Task to carry out: Extract every entry word for word.

Exercise material:
+ + + + + + +
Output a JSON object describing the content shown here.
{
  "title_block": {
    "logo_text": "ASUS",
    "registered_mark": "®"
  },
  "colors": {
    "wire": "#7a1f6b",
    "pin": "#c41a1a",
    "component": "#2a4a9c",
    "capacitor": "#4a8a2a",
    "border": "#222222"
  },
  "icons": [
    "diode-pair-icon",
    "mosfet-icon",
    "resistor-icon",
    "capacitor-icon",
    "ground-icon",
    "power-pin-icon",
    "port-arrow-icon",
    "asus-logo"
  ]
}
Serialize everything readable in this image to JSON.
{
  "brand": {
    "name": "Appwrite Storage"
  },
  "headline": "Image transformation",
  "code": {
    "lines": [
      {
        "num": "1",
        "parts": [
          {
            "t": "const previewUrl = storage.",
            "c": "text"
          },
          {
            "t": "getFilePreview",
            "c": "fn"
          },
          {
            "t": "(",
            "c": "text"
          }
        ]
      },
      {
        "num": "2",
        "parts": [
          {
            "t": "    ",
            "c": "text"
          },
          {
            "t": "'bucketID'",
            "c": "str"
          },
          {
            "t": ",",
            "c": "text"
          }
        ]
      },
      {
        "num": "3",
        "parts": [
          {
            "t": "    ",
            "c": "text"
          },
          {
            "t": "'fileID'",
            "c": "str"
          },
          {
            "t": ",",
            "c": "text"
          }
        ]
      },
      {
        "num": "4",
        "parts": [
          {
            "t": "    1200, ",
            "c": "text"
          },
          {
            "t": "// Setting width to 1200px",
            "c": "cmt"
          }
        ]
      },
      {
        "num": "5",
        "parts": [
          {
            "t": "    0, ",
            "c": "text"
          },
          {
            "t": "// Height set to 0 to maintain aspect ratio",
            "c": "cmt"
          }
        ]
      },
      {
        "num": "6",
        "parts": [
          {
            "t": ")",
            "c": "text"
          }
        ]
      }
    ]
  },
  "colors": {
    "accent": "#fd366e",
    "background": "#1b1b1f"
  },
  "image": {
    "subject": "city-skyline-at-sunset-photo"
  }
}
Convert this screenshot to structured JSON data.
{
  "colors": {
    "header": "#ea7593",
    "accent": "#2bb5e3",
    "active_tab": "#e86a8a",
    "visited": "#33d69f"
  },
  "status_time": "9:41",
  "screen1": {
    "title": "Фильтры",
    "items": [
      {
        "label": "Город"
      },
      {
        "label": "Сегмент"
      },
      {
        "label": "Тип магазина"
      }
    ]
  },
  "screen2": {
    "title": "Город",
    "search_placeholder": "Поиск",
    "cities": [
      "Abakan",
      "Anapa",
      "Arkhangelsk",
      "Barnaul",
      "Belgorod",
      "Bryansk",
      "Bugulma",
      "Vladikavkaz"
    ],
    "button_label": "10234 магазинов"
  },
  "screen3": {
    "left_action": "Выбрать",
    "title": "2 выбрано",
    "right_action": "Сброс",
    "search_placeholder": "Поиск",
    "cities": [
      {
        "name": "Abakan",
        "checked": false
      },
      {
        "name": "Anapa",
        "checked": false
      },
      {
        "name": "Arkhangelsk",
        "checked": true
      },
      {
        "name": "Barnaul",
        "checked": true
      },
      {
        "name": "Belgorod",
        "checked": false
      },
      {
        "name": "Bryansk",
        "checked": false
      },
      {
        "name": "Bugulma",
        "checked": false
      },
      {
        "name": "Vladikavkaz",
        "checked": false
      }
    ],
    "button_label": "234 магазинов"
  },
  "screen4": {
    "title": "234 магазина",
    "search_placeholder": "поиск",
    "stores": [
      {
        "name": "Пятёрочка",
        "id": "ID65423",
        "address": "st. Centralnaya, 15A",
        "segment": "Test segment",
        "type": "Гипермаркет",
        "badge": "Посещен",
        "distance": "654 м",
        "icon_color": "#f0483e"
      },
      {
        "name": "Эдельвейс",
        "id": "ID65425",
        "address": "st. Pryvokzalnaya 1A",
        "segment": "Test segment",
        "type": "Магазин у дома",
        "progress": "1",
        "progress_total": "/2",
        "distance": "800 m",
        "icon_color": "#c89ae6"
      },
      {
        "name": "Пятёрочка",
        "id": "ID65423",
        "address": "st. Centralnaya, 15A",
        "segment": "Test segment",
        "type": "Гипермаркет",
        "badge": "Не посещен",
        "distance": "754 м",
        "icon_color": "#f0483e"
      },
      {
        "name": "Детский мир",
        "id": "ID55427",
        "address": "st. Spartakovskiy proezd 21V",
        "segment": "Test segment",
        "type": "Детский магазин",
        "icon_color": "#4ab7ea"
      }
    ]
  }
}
+ + + + + + +
Answer to this task:
Output a JSON object describing the content shown here.
{
  "title_block": {
    "logo_text": "ASUS",
    "registered_mark": "®"
  },
  "colors": {
    "wire": "#7a1f6b",
    "pin": "#c41a1a",
    "component": "#2a4a9c",
    "capacitor": "#4a8a2a",
    "border": "#222222"
  },
  "icons": [
    "diode-pair-icon",
    "mosfet-icon",
    "resistor-icon",
    "capacitor-icon",
    "ground-icon",
    "power-pin-icon",
    "port-arrow-icon",
    "asus-logo"
  ]
}
Serialize everything readable in this image to JSON.
{
  "brand": {
    "name": "Appwrite Storage"
  },
  "headline": "Image transformation",
  "code": {
    "lines": [
      {
        "num": "1",
        "parts": [
          {
            "t": "const previewUrl = storage.",
            "c": "text"
          },
          {
            "t": "getFilePreview",
            "c": "fn"
          },
          {
            "t": "(",
            "c": "text"
          }
        ]
      },
      {
        "num": "2",
        "parts": [
          {
            "t": "    ",
            "c": "text"
          },
          {
            "t": "'bucketID'",
            "c": "str"
          },
          {
            "t": ",",
            "c": "text"
          }
        ]
      },
      {
        "num": "3",
        "parts": [
          {
            "t": "    ",
            "c": "text"
          },
          {
            "t": "'fileID'",
            "c": "str"
          },
          {
            "t": ",",
            "c": "text"
          }
        ]
      },
      {
        "num": "4",
        "parts": [
          {
            "t": "    1200, ",
            "c": "text"
          },
          {
            "t": "// Setting width to 1200px",
            "c": "cmt"
          }
        ]
      },
      {
        "num": "5",
        "parts": [
          {
            "t": "    0, ",
            "c": "text"
          },
          {
            "t": "// Height set to 0 to maintain aspect ratio",
            "c": "cmt"
          }
        ]
      },
      {
        "num": "6",
        "parts": [
          {
            "t": ")",
            "c": "text"
          }
        ]
      }
    ]
  },
  "colors": {
    "accent": "#fd366e",
    "background": "#1b1b1f"
  },
  "image": {
    "subject": "city-skyline-at-sunset-photo"
  }
}
Convert this screenshot to structured JSON data.
{
  "colors": {
    "header": "#ea7593",
    "accent": "#2bb5e3",
    "active_tab": "#e86a8a",
    "visited": "#33d69f"
  },
  "status_time": "9:41",
  "screen1": {
    "title": "Фильтры",
    "items": [
      {
        "label": "Город"
      },
      {
        "label": "Сегмент"
      },
      {
        "label": "Тип магазина"
      }
    ]
  },
  "screen2": {
    "title": "Город",
    "search_placeholder": "Поиск",
    "cities": [
      "Abakan",
      "Anapa",
      "Arkhangelsk",
      "Barnaul",
      "Belgorod",
      "Bryansk",
      "Bugulma",
      "Vladikavkaz"
    ],
    "button_label": "10234 магазинов"
  },
  "screen3": {
    "left_action": "Выбрать",
    "title": "2 выбрано",
    "right_action": "Сброс",
    "search_placeholder": "Поиск",
    "cities": [
      {
        "name": "Abakan",
        "checked": false
      },
      {
        "name": "Anapa",
        "checked": false
      },
      {
        "name": "Arkhangelsk",
        "checked": true
      },
      {
        "name": "Barnaul",
        "checked": true
      },
      {
        "name": "Belgorod",
        "checked": false
      },
      {
        "name": "Bryansk",
        "checked": false
      },
      {
        "name": "Bugulma",
        "checked": false
      },
      {
        "name": "Vladikavkaz",
        "checked": false
      }
    ],
    "button_label": "234 магазинов"
  },
  "screen4": {
    "title": "234 магазина",
    "search_placeholder": "поиск",
    "stores": [
      {
        "name": "Пятёрочка",
        "id": "ID65423",
        "address": "st. Centralnaya, 15A",
        "segment": "Test segment",
        "type": "Гипермаркет",
        "badge": "Посещен",
        "distance": "654 м",
        "icon_color": "#f0483e"
      },
      {
        "name": "Эдельвейс",
        "id": "ID65425",
        "address": "st. Pryvokzalnaya 1A",
        "segment": "Test segment",
        "type": "Магазин у дома",
        "progress": "1",
        "progress_total": "/2",
        "distance": "800 m",
        "icon_color": "#c89ae6"
      },
      {
        "name": "Пятёрочка",
        "id": "ID65423",
        "address": "st. Centralnaya, 15A",
        "segment": "Test segment",
        "type": "Гипермаркет",
        "badge": "Не посещен",
        "distance": "754 м",
        "icon_color": "#f0483e"
      },
      {
        "name": "Детский мир",
        "id": "ID55427",
        "address": "st. Spartakovskiy proezd 21V",
        "segment": "Test segment",
        "type": "Детский магазин",
        "icon_color": "#4ab7ea"
      }
    ]
  }
}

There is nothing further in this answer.